[A run of records]
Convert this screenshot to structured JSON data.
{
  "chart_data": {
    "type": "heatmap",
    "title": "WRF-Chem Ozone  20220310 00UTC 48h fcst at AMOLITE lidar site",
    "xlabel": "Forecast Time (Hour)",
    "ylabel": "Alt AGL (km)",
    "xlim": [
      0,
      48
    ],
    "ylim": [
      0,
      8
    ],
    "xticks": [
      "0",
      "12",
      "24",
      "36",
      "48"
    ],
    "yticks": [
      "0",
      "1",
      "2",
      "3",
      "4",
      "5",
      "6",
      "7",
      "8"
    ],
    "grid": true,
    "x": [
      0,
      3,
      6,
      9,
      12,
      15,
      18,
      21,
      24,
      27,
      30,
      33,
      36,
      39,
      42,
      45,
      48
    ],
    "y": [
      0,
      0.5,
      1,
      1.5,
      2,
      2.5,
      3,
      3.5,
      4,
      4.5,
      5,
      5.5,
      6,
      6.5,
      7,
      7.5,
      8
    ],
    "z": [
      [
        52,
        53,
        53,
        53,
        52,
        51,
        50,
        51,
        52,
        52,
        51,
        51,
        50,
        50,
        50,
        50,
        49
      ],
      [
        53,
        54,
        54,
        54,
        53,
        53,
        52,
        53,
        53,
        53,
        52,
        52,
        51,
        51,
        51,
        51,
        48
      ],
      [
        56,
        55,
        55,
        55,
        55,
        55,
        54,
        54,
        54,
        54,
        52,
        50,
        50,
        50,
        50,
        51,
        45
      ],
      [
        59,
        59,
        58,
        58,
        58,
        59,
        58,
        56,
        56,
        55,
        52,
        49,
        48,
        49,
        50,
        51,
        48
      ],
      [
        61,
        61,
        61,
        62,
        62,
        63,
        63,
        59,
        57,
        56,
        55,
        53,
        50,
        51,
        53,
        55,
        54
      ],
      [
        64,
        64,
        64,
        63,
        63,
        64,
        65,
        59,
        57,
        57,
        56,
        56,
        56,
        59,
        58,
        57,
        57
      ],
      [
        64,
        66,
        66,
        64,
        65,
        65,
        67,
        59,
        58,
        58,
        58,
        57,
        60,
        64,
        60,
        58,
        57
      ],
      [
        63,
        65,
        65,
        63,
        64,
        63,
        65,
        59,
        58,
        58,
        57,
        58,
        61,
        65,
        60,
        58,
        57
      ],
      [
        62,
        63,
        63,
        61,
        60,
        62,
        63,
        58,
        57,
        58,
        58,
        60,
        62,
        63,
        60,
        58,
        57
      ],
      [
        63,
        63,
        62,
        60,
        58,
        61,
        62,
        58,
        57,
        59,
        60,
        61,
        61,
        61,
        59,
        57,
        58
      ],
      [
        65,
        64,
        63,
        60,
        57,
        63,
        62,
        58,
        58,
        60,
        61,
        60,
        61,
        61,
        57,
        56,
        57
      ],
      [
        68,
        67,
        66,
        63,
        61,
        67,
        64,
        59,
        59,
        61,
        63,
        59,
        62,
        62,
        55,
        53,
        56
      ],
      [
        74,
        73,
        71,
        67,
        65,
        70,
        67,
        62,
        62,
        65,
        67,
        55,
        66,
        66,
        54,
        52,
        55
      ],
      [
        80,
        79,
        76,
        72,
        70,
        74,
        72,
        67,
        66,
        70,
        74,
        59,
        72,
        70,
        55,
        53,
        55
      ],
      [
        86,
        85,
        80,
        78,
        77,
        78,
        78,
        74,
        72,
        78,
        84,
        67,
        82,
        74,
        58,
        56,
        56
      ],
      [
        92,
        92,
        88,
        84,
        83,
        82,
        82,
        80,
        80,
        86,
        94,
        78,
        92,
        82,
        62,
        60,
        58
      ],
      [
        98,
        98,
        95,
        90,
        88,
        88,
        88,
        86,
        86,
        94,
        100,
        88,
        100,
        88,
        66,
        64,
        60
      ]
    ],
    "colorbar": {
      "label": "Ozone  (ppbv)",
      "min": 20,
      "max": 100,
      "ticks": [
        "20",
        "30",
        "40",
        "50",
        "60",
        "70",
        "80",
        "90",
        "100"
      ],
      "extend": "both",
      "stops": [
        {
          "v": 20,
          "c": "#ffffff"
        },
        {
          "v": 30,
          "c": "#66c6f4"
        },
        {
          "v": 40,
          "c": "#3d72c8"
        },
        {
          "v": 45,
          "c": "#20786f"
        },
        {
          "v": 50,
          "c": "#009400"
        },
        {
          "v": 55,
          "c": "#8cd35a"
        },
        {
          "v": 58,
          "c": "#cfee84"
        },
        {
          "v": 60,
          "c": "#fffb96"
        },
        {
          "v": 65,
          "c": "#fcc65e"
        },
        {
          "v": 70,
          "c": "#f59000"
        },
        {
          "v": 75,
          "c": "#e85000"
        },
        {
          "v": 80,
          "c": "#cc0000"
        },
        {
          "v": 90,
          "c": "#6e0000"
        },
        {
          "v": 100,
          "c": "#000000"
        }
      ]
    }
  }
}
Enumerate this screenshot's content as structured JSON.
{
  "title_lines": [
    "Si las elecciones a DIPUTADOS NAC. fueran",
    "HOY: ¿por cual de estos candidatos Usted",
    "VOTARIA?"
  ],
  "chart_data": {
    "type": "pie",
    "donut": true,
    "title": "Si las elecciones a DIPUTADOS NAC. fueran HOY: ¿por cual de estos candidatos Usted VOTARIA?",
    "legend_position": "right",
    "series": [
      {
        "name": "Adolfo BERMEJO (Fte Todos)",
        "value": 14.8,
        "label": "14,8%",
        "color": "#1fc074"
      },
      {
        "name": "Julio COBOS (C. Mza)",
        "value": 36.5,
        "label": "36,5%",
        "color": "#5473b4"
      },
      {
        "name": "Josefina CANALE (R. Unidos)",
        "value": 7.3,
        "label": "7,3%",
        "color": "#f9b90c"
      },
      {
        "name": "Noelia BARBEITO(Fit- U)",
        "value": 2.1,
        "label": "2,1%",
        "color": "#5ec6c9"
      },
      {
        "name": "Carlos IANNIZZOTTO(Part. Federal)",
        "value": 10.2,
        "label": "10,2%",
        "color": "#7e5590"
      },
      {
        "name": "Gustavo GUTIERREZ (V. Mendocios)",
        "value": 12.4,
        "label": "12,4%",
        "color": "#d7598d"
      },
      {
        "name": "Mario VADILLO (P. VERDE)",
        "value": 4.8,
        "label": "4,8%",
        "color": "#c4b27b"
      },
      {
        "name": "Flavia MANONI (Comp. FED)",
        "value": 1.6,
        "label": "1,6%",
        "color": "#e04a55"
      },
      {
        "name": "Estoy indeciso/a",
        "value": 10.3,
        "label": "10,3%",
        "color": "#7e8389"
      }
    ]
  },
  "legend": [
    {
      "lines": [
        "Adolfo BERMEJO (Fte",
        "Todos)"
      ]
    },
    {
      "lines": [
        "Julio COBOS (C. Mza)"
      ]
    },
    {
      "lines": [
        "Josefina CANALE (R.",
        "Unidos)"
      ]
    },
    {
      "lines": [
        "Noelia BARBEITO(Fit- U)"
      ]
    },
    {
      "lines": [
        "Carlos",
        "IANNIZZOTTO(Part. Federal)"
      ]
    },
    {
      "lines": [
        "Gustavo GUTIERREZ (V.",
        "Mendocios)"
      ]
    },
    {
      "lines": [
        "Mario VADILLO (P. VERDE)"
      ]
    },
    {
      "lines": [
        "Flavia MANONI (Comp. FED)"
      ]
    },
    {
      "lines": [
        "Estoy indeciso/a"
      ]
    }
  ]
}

__Exercise details__: From the entries above, copy each line holding "structured".

__Answer below__:
Convert this screenshot to structured JSON data.
Enumerate this screenshot's content as structured JSON.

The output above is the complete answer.